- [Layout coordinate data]
-- -- --
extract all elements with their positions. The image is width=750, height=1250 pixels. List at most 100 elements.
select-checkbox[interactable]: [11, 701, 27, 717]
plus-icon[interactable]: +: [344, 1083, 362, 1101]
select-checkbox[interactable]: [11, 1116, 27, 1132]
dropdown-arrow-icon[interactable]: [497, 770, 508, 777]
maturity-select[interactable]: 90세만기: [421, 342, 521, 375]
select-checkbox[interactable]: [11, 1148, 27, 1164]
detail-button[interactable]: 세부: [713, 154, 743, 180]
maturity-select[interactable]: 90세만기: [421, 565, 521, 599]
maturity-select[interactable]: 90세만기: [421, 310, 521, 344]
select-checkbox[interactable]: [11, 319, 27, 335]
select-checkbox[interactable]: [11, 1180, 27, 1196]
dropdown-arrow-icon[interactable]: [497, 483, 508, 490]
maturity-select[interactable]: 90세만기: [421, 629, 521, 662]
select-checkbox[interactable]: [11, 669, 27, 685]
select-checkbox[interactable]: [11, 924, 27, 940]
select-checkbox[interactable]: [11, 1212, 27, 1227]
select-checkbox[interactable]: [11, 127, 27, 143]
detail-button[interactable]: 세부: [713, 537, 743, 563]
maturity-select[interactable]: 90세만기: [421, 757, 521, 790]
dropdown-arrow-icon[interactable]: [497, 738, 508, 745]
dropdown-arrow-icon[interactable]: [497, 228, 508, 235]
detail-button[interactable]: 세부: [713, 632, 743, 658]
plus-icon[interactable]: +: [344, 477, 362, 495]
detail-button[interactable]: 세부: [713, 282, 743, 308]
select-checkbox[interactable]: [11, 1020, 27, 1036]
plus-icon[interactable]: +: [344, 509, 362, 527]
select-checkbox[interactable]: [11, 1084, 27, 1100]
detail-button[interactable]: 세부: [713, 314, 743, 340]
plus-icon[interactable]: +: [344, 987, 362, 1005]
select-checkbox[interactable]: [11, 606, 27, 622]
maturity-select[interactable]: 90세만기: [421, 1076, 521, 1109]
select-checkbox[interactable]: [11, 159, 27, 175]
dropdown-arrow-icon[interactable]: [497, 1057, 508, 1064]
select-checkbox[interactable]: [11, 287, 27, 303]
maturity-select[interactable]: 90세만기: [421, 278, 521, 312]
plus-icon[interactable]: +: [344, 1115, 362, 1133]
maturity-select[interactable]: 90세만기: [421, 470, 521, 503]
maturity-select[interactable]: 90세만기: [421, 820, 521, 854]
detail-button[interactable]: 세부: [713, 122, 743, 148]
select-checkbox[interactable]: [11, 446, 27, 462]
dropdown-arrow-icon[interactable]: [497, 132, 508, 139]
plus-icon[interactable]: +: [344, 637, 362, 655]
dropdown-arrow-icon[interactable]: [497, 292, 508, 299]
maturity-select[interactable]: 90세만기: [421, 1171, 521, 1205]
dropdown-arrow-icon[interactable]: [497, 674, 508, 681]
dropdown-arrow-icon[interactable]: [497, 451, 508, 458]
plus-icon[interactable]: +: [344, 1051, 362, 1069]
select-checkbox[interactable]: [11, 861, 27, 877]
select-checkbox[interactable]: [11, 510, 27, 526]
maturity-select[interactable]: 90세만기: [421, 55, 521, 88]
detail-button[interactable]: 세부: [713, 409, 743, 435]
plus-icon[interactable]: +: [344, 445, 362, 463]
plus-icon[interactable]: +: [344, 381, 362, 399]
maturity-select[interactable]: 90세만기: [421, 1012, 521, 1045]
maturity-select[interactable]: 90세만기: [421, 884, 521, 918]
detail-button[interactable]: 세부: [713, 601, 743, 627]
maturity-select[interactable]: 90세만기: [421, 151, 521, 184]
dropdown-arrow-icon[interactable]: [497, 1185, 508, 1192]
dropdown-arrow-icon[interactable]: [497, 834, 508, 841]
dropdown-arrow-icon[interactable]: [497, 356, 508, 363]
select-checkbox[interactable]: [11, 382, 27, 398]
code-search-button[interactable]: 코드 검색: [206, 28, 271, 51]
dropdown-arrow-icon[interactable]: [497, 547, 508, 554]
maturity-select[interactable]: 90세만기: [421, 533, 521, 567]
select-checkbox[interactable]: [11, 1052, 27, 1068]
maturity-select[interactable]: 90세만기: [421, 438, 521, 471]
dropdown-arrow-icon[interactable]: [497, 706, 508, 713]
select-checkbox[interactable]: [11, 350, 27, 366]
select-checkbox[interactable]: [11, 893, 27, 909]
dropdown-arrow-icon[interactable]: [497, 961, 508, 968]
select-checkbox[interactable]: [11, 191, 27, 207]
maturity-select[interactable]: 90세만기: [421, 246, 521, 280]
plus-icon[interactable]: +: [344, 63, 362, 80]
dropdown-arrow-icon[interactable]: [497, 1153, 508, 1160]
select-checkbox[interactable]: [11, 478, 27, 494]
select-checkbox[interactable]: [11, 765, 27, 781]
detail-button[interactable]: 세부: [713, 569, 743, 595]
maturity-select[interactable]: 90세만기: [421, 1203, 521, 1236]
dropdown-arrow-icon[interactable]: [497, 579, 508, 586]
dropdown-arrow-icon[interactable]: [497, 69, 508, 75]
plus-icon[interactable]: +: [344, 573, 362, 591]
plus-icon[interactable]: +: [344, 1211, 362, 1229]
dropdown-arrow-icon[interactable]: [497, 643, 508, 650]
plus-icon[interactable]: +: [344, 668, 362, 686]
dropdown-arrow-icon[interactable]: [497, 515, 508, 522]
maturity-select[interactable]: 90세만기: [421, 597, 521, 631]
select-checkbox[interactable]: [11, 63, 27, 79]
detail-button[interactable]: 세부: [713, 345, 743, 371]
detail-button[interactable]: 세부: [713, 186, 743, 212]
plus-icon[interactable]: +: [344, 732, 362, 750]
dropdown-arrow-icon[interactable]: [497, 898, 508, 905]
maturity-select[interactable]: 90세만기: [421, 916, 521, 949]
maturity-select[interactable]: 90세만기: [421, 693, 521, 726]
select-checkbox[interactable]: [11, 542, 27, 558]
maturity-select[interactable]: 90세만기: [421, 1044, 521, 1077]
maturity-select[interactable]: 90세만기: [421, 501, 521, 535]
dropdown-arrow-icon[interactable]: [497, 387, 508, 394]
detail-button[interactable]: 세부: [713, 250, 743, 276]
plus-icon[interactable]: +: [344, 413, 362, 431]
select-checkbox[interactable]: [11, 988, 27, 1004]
-- -- --
- [TASK GOAL]
Could you copy out every one of the rows above, unchanged?

- [RESULT OF THE EXERCISE]
extract all elements with their positions. The image is width=750, height=1250 pixels. List at most 100 elements.
select-checkbox[interactable]: [11, 701, 27, 717]
plus-icon[interactable]: +: [344, 1083, 362, 1101]
select-checkbox[interactable]: [11, 1116, 27, 1132]
dropdown-arrow-icon[interactable]: [497, 770, 508, 777]
maturity-select[interactable]: 90세만기: [421, 342, 521, 375]
select-checkbox[interactable]: [11, 1148, 27, 1164]
detail-button[interactable]: 세부: [713, 154, 743, 180]
maturity-select[interactable]: 90세만기: [421, 565, 521, 599]
maturity-select[interactable]: 90세만기: [421, 310, 521, 344]
select-checkbox[interactable]: [11, 319, 27, 335]
select-checkbox[interactable]: [11, 1180, 27, 1196]
dropdown-arrow-icon[interactable]: [497, 483, 508, 490]
maturity-select[interactable]: 90세만기: [421, 629, 521, 662]
select-checkbox[interactable]: [11, 669, 27, 685]
select-checkbox[interactable]: [11, 924, 27, 940]
select-checkbox[interactable]: [11, 1212, 27, 1227]
select-checkbox[interactable]: [11, 127, 27, 143]
detail-button[interactable]: 세부: [713, 537, 743, 563]
maturity-select[interactable]: 90세만기: [421, 757, 521, 790]
dropdown-arrow-icon[interactable]: [497, 738, 508, 745]
dropdown-arrow-icon[interactable]: [497, 228, 508, 235]
detail-button[interactable]: 세부: [713, 632, 743, 658]
plus-icon[interactable]: +: [344, 477, 362, 495]
detail-button[interactable]: 세부: [713, 282, 743, 308]
select-checkbox[interactable]: [11, 1020, 27, 1036]
plus-icon[interactable]: +: [344, 509, 362, 527]
select-checkbox[interactable]: [11, 1084, 27, 1100]
detail-button[interactable]: 세부: [713, 314, 743, 340]
plus-icon[interactable]: +: [344, 987, 362, 1005]
select-checkbox[interactable]: [11, 606, 27, 622]
maturity-select[interactable]: 90세만기: [421, 1076, 521, 1109]
select-checkbox[interactable]: [11, 159, 27, 175]
dropdown-arrow-icon[interactable]: [497, 1057, 508, 1064]
select-checkbox[interactable]: [11, 287, 27, 303]
maturity-select[interactable]: 90세만기: [421, 278, 521, 312]
plus-icon[interactable]: +: [344, 1115, 362, 1133]
maturity-select[interactable]: 90세만기: [421, 470, 521, 503]
maturity-select[interactable]: 90세만기: [421, 820, 521, 854]
detail-button[interactable]: 세부: [713, 122, 743, 148]
select-checkbox[interactable]: [11, 446, 27, 462]
dropdown-arrow-icon[interactable]: [497, 132, 508, 139]
plus-icon[interactable]: +: [344, 637, 362, 655]
dropdown-arrow-icon[interactable]: [497, 292, 508, 299]
maturity-select[interactable]: 90세만기: [421, 1171, 521, 1205]
dropdown-arrow-icon[interactable]: [497, 674, 508, 681]
dropdown-arrow-icon[interactable]: [497, 451, 508, 458]
plus-icon[interactable]: +: [344, 1051, 362, 1069]
select-checkbox[interactable]: [11, 861, 27, 877]
select-checkbox[interactable]: [11, 510, 27, 526]
maturity-select[interactable]: 90세만기: [421, 55, 521, 88]
detail-button[interactable]: 세부: [713, 409, 743, 435]
plus-icon[interactable]: +: [344, 445, 362, 463]
plus-icon[interactable]: +: [344, 381, 362, 399]
maturity-select[interactable]: 90세만기: [421, 1012, 521, 1045]
maturity-select[interactable]: 90세만기: [421, 884, 521, 918]
detail-button[interactable]: 세부: [713, 601, 743, 627]
maturity-select[interactable]: 90세만기: [421, 151, 521, 184]
dropdown-arrow-icon[interactable]: [497, 1185, 508, 1192]
dropdown-arrow-icon[interactable]: [497, 834, 508, 841]
dropdown-arrow-icon[interactable]: [497, 356, 508, 363]
select-checkbox[interactable]: [11, 382, 27, 398]
code-search-button[interactable]: 코드 검색: [206, 28, 271, 51]
dropdown-arrow-icon[interactable]: [497, 547, 508, 554]
maturity-select[interactable]: 90세만기: [421, 533, 521, 567]
select-checkbox[interactable]: [11, 1052, 27, 1068]
maturity-select[interactable]: 90세만기: [421, 438, 521, 471]
dropdown-arrow-icon[interactable]: [497, 706, 508, 713]
select-checkbox[interactable]: [11, 350, 27, 366]
select-checkbox[interactable]: [11, 893, 27, 909]
dropdown-arrow-icon[interactable]: [497, 961, 508, 968]
select-checkbox[interactable]: [11, 191, 27, 207]
maturity-select[interactable]: 90세만기: [421, 246, 521, 280]
plus-icon[interactable]: +: [344, 63, 362, 80]
dropdown-arrow-icon[interactable]: [497, 1153, 508, 1160]
select-checkbox[interactable]: [11, 478, 27, 494]
select-checkbox[interactable]: [11, 765, 27, 781]
detail-button[interactable]: 세부: [713, 569, 743, 595]
maturity-select[interactable]: 90세만기: [421, 1203, 521, 1236]
dropdown-arrow-icon[interactable]: [497, 579, 508, 586]
dropdown-arrow-icon[interactable]: [497, 69, 508, 75]
plus-icon[interactable]: +: [344, 573, 362, 591]
plus-icon[interactable]: +: [344, 1211, 362, 1229]
dropdown-arrow-icon[interactable]: [497, 643, 508, 650]
plus-icon[interactable]: +: [344, 668, 362, 686]
dropdown-arrow-icon[interactable]: [497, 515, 508, 522]
maturity-select[interactable]: 90세만기: [421, 597, 521, 631]
select-checkbox[interactable]: [11, 63, 27, 79]
detail-button[interactable]: 세부: [713, 345, 743, 371]
detail-button[interactable]: 세부: [713, 186, 743, 212]
plus-icon[interactable]: +: [344, 732, 362, 750]
dropdown-arrow-icon[interactable]: [497, 898, 508, 905]
maturity-select[interactable]: 90세만기: [421, 916, 521, 949]
maturity-select[interactable]: 90세만기: [421, 693, 521, 726]
select-checkbox[interactable]: [11, 542, 27, 558]
maturity-select[interactable]: 90세만기: [421, 1044, 521, 1077]
maturity-select[interactable]: 90세만기: [421, 501, 521, 535]
dropdown-arrow-icon[interactable]: [497, 387, 508, 394]
detail-button[interactable]: 세부: [713, 250, 743, 276]
plus-icon[interactable]: +: [344, 413, 362, 431]
select-checkbox[interactable]: [11, 988, 27, 1004]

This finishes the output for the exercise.